» **MATERIAL FOR THE TASK**:
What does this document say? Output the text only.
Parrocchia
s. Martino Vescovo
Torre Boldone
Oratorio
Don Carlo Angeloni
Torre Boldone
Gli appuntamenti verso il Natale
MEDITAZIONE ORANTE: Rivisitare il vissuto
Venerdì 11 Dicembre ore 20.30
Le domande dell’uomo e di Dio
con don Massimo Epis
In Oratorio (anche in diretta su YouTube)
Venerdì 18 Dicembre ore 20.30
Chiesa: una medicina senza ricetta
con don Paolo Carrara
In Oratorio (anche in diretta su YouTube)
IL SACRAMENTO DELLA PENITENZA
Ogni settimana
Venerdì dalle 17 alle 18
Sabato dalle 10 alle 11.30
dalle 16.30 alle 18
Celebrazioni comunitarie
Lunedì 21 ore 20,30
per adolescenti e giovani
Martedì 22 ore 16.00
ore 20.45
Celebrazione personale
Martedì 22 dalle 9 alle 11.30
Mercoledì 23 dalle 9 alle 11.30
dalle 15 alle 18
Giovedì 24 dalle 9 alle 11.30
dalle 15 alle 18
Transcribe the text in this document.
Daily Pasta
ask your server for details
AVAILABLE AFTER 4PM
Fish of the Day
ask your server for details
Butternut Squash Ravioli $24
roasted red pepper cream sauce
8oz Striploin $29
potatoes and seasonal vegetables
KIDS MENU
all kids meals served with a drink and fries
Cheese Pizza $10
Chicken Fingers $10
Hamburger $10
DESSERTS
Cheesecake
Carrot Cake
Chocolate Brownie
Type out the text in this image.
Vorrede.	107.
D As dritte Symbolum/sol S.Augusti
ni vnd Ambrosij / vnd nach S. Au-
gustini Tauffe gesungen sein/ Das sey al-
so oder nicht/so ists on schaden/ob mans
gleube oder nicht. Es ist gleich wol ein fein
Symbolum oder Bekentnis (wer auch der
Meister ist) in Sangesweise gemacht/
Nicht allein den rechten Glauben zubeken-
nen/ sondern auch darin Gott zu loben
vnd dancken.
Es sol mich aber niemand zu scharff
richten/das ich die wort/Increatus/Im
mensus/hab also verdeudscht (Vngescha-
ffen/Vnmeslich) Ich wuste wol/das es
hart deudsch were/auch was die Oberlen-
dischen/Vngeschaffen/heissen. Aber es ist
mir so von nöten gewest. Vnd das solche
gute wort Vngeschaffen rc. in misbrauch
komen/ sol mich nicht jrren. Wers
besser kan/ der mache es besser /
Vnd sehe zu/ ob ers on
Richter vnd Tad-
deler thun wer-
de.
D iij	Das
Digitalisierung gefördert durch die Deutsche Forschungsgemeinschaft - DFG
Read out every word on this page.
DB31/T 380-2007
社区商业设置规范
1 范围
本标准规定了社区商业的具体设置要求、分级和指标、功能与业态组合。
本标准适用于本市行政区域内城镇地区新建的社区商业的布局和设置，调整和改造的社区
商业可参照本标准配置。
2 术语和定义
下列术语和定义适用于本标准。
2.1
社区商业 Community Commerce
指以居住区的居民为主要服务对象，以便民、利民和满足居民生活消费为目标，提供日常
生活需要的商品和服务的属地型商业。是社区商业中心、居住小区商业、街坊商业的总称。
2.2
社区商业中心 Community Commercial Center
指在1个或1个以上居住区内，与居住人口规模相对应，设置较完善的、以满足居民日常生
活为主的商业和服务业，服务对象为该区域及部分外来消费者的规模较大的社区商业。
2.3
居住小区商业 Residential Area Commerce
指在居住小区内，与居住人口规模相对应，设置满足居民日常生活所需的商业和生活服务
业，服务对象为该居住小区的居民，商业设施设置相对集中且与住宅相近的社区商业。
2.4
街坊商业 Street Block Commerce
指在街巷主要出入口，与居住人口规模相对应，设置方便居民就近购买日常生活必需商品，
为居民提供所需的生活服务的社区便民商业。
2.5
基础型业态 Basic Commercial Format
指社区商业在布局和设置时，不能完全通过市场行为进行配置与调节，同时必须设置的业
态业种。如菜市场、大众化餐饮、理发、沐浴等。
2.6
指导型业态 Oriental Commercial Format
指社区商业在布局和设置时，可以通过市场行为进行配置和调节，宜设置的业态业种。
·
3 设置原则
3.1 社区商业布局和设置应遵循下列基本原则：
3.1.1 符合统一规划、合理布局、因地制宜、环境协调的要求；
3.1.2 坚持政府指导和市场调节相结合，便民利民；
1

» **SHORT EXERCISE**:
In the records above, how many lines include the string "Venerdì"? Answer with only the number.

» **TASK RESPONSE**:
3